*What this task involves:*
Print the listing as it stands, omitting all images.

*Records supplied:*
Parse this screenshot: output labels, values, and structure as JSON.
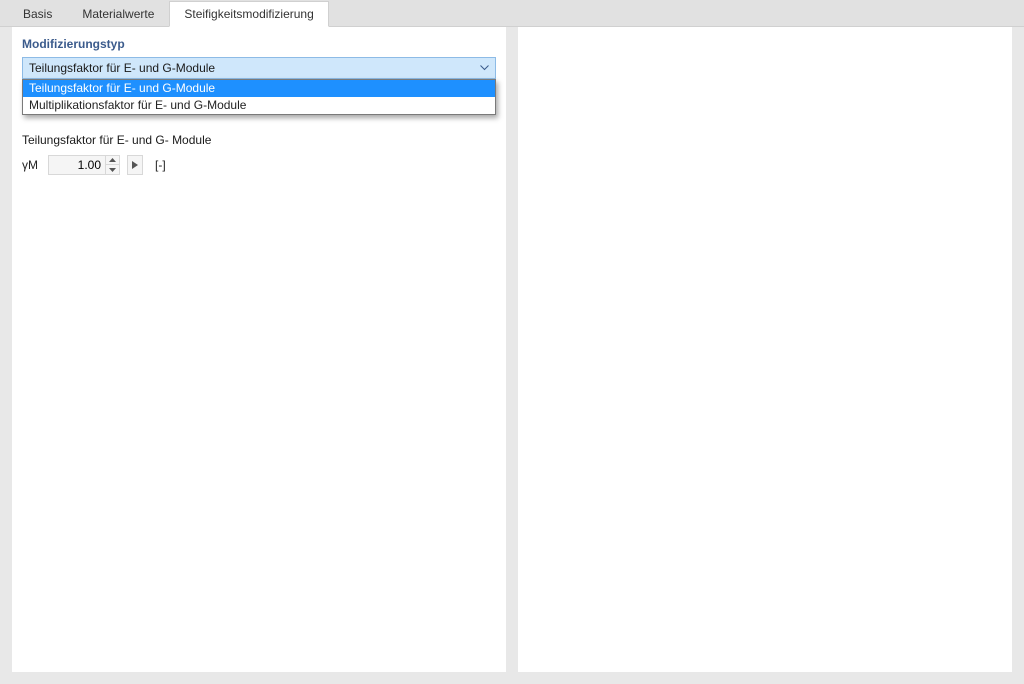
{
  "tabs": {
    "items": [
      {
        "label": "Basis"
      },
      {
        "label": "Materialwerte"
      },
      {
        "label": "Steifigkeitsmodifizierung"
      }
    ],
    "activeIndex": 2
  },
  "section": {
    "title": "Modifizierungstyp"
  },
  "combo": {
    "selected": "Teilungsfaktor für E- und G-Module",
    "options": [
      "Teilungsfaktor für E- und G-Module",
      "Multiplikationsfaktor für E- und G-Module"
    ],
    "highlightedIndex": 0
  },
  "field": {
    "label": "Teilungsfaktor für E- und G- Module",
    "symbol": "γM",
    "value": "1.00",
    "unit": "[-]"
  }
}
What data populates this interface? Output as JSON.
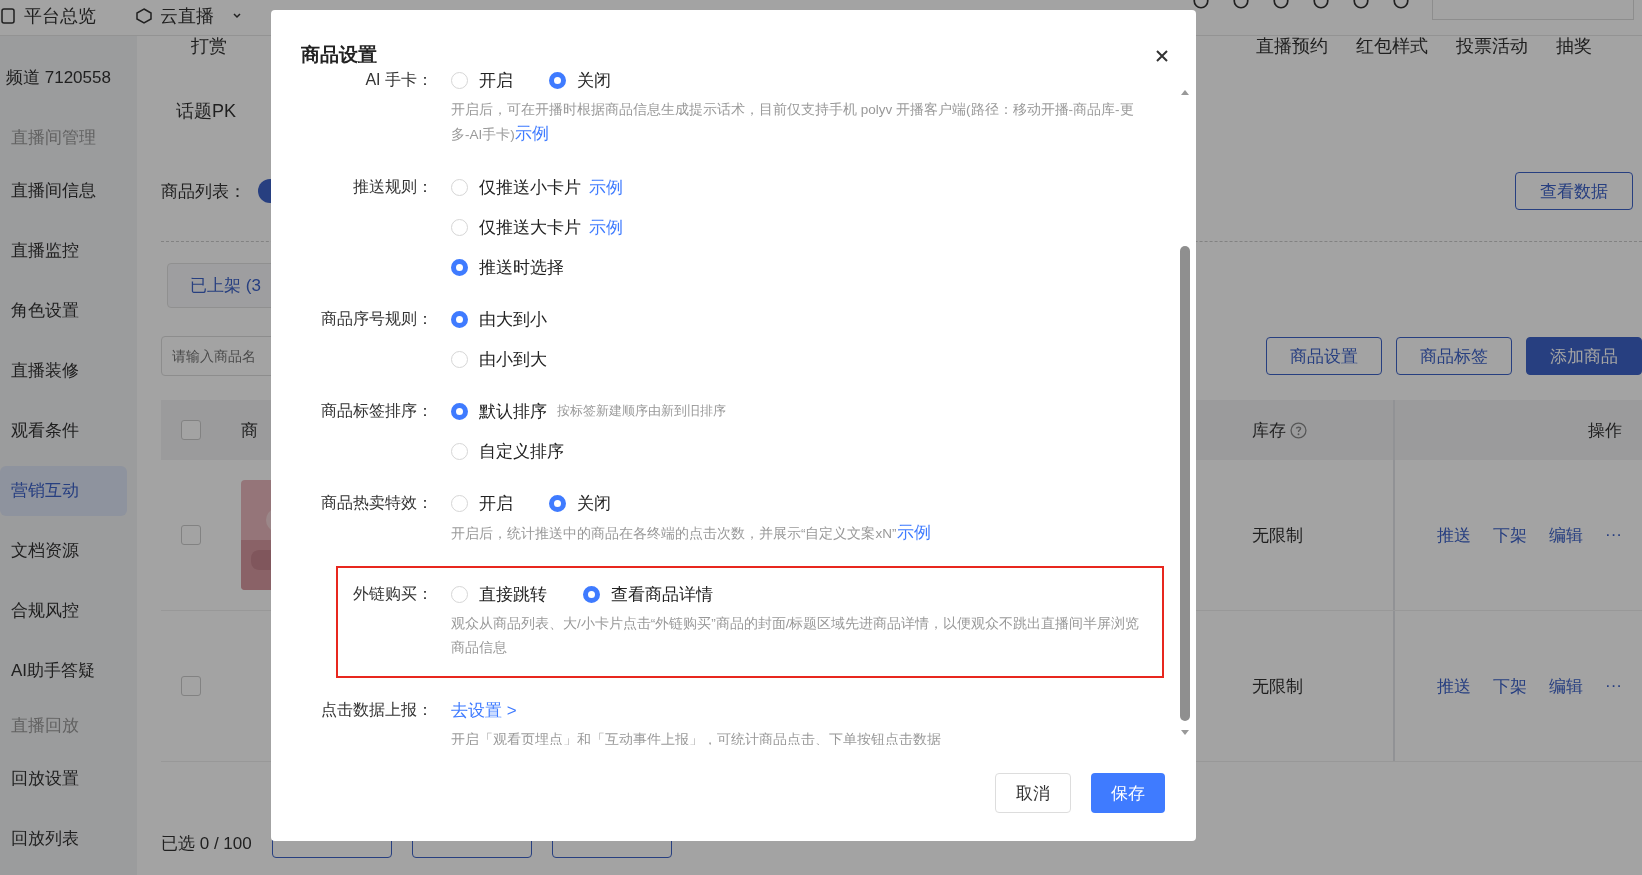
{
  "top_nav": [
    {
      "label": "平台总览"
    },
    {
      "label": "云直播"
    }
  ],
  "sidebar": {
    "channel": "频道 7120558",
    "groups": [
      {
        "title": "直播间管理",
        "items": [
          {
            "label": "直播间信息",
            "selected": false
          },
          {
            "label": "直播监控",
            "selected": false
          },
          {
            "label": "角色设置",
            "selected": false
          },
          {
            "label": "直播装修",
            "selected": false
          },
          {
            "label": "观看条件",
            "selected": false
          },
          {
            "label": "营销互动",
            "selected": true
          },
          {
            "label": "文档资源",
            "selected": false
          },
          {
            "label": "合规风控",
            "selected": false
          },
          {
            "label": "AI助手答疑",
            "selected": false
          }
        ]
      },
      {
        "title": "直播回放",
        "items": [
          {
            "label": "回放设置",
            "selected": false
          },
          {
            "label": "回放列表",
            "selected": false
          }
        ]
      }
    ]
  },
  "feature_tabs": {
    "left": [
      "打赏",
      "话题PK"
    ],
    "right": [
      "直播预约",
      "红包样式",
      "投票活动",
      "抽奖"
    ]
  },
  "product_list": {
    "label": "商品列表：",
    "switch_on": true,
    "view_data_button": "查看数据"
  },
  "status_tab": {
    "label": "已上架 (3",
    "selected": true
  },
  "search": {
    "placeholder": "请输入商品名"
  },
  "toolbar_buttons": [
    {
      "label": "商品设置",
      "kind": "outline"
    },
    {
      "label": "商品标签",
      "kind": "outline"
    },
    {
      "label": "添加商品",
      "kind": "primary"
    }
  ],
  "table": {
    "columns": [
      "商",
      "库存",
      "操作"
    ],
    "rows": [
      {
        "kind": "picture",
        "checked": false,
        "stock": "无限制",
        "actions": [
          "推送",
          "下架",
          "编辑",
          "···"
        ]
      },
      {
        "kind": "text",
        "checked": false,
        "stock": "无限制",
        "actions": [
          "推送",
          "下架",
          "编辑",
          "···"
        ]
      }
    ],
    "all_checked": false
  },
  "selection": "已选 0 / 100",
  "modal": {
    "title": "商品设置",
    "fields": [
      {
        "kind": "inline_radio",
        "label": "AI 手卡：",
        "options": [
          {
            "label": "开启",
            "selected": false
          },
          {
            "label": "关闭",
            "selected": true
          }
        ],
        "hint": "开启后，可在开播时根据商品信息生成提示话术，目前仅支持手机 polyv 开播客户端(路径：移动开播-商品库-更多-AI手卡)",
        "hint_link": "示例"
      },
      {
        "kind": "stacked_radio",
        "label": "推送规则：",
        "options": [
          {
            "label": "仅推送小卡片",
            "selected": false,
            "link": "示例"
          },
          {
            "label": "仅推送大卡片",
            "selected": false,
            "link": "示例"
          },
          {
            "label": "推送时选择",
            "selected": true
          }
        ]
      },
      {
        "kind": "stacked_radio",
        "label": "商品序号规则：",
        "options": [
          {
            "label": "由大到小",
            "selected": true
          },
          {
            "label": "由小到大",
            "selected": false
          }
        ]
      },
      {
        "kind": "stacked_radio",
        "label": "商品标签排序：",
        "options": [
          {
            "label": "默认排序",
            "selected": true,
            "note": "按标签新建顺序由新到旧排序"
          },
          {
            "label": "自定义排序",
            "selected": false
          }
        ]
      },
      {
        "kind": "inline_radio",
        "label": "商品热卖特效：",
        "options": [
          {
            "label": "开启",
            "selected": false
          },
          {
            "label": "关闭",
            "selected": true
          }
        ],
        "hint": "开启后，统计推送中的商品在各终端的点击次数，并展示“自定义文案xN”",
        "hint_link": "示例"
      },
      {
        "kind": "inline_radio",
        "label": "外链购买：",
        "highlighted": true,
        "options": [
          {
            "label": "直接跳转",
            "selected": false
          },
          {
            "label": "查看商品详情",
            "selected": true
          }
        ],
        "hint": "观众从商品列表、大/小卡片点击“外链购买”商品的封面/标题区域先进商品详情，以便观众不跳出直播间半屏浏览商品信息"
      },
      {
        "kind": "link",
        "label": "点击数据上报：",
        "link": "去设置 >",
        "hint": "开启「观看页埋点」和「互动事件上报」，可统计商品点击、下单按钮点击数据"
      }
    ],
    "buttons": [
      {
        "label": "取消",
        "kind": "default"
      },
      {
        "label": "保存",
        "kind": "primary"
      }
    ]
  }
}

*Full response:*
Parse this screenshot: output labels, values, and structure as JSON.
{
  "tabs": {
    "items": [
      {
        "label": "Basis"
      },
      {
        "label": "Materialwerte"
      },
      {
        "label": "Steifigkeitsmodifizierung"
      }
    ],
    "activeIndex": 2
  },
  "section": {
    "title": "Modifizierungstyp"
  },
  "combo": {
    "selected": "Teilungsfaktor für E- und G-Module",
    "options": [
      "Teilungsfaktor für E- und G-Module",
      "Multiplikationsfaktor für E- und G-Module"
    ],
    "highlightedIndex": 0
  },
  "field": {
    "label": "Teilungsfaktor für E- und G- Module",
    "symbol": "γM",
    "value": "1.00",
    "unit": "[-]"
  }
}
What data populates this interface? Output as JSON.
{
  "top_nav": [
    {
      "label": "平台总览"
    },
    {
      "label": "云直播"
    }
  ],
  "sidebar": {
    "channel": "频道 7120558",
    "groups": [
      {
        "title": "直播间管理",
        "items": [
          {
            "label": "直播间信息",
            "selected": false
          },
          {
            "label": "直播监控",
            "selected": false
          },
          {
            "label": "角色设置",
            "selected": false
          },
          {
            "label": "直播装修",
            "selected": false
          },
          {
            "label": "观看条件",
            "selected": false
          },
          {
            "label": "营销互动",
            "selected": true
          },
          {
            "label": "文档资源",
            "selected": false
          },
          {
            "label": "合规风控",
            "selected": false
          },
          {
            "label": "AI助手答疑",
            "selected": false
          }
        ]
      },
      {
        "title": "直播回放",
        "items": [
          {
            "label": "回放设置",
            "selected": false
          },
          {
            "label": "回放列表",
            "selected": false
          }
        ]
      }
    ]
  },
  "feature_tabs": {
    "left": [
      "打赏",
      "话题PK"
    ],
    "right": [
      "直播预约",
      "红包样式",
      "投票活动",
      "抽奖"
    ]
  },
  "product_list": {
    "label": "商品列表：",
    "switch_on": true,
    "view_data_button": "查看数据"
  },
  "status_tab": {
    "label": "已上架 (3",
    "selected": true
  },
  "search": {
    "placeholder": "请输入商品名"
  },
  "toolbar_buttons": [
    {
      "label": "商品设置",
      "kind": "outline"
    },
    {
      "label": "商品标签",
      "kind": "outline"
    },
    {
      "label": "添加商品",
      "kind": "primary"
    }
  ],
  "table": {
    "columns": [
      "商",
      "库存",
      "操作"
    ],
    "rows": [
      {
        "kind": "picture",
        "checked": false,
        "stock": "无限制",
        "actions": [
          "推送",
          "下架",
          "编辑",
          "···"
        ]
      },
      {
        "kind": "text",
        "checked": false,
        "stock": "无限制",
        "actions": [
          "推送",
          "下架",
          "编辑",
          "···"
        ]
      }
    ],
    "all_checked": false
  },
  "selection": "已选 0 / 100",
  "modal": {
    "title": "商品设置",
    "fields": [
      {
        "kind": "inline_radio",
        "label": "AI 手卡：",
        "options": [
          {
            "label": "开启",
            "selected": false
          },
          {
            "label": "关闭",
            "selected": true
          }
        ],
        "hint": "开启后，可在开播时根据商品信息生成提示话术，目前仅支持手机 polyv 开播客户端(路径：移动开播-商品库-更多-AI手卡)",
        "hint_link": "示例"
      },
      {
        "kind": "stacked_radio",
        "label": "推送规则：",
        "options": [
          {
            "label": "仅推送小卡片",
            "selected": false,
            "link": "示例"
          },
          {
            "label": "仅推送大卡片",
            "selected": false,
            "link": "示例"
          },
          {
            "label": "推送时选择",
            "selected": true
          }
        ]
      },
      {
        "kind": "stacked_radio",
        "label": "商品序号规则：",
        "options": [
          {
            "label": "由大到小",
            "selected": true
          },
          {
            "label": "由小到大",
            "selected": false
          }
        ]
      },
      {
        "kind": "stacked_radio",
        "label": "商品标签排序：",
        "options": [
          {
            "label": "默认排序",
            "selected": true,
            "note": "按标签新建顺序由新到旧排序"
          },
          {
            "label": "自定义排序",
            "selected": false
          }
        ]
      },
      {
        "kind": "inline_radio",
        "label": "商品热卖特效：",
        "options": [
          {
            "label": "开启",
            "selected": false
          },
          {
            "label": "关闭",
            "selected": true
          }
        ],
        "hint": "开启后，统计推送中的商品在各终端的点击次数，并展示“自定义文案xN”",
        "hint_link": "示例"
      },
      {
        "kind": "inline_radio",
        "label": "外链购买：",
        "highlighted": true,
        "options": [
          {
            "label": "直接跳转",
            "selected": false
          },
          {
            "label": "查看商品详情",
            "selected": true
          }
        ],
        "hint": "观众从商品列表、大/小卡片点击“外链购买”商品的封面/标题区域先进商品详情，以便观众不跳出直播间半屏浏览商品信息"
      },
      {
        "kind": "link",
        "label": "点击数据上报：",
        "link": "去设置 >",
        "hint": "开启「观看页埋点」和「互动事件上报」，可统计商品点击、下单按钮点击数据"
      }
    ],
    "buttons": [
      {
        "label": "取消",
        "kind": "default"
      },
      {
        "label": "保存",
        "kind": "primary"
      }
    ]
  }
}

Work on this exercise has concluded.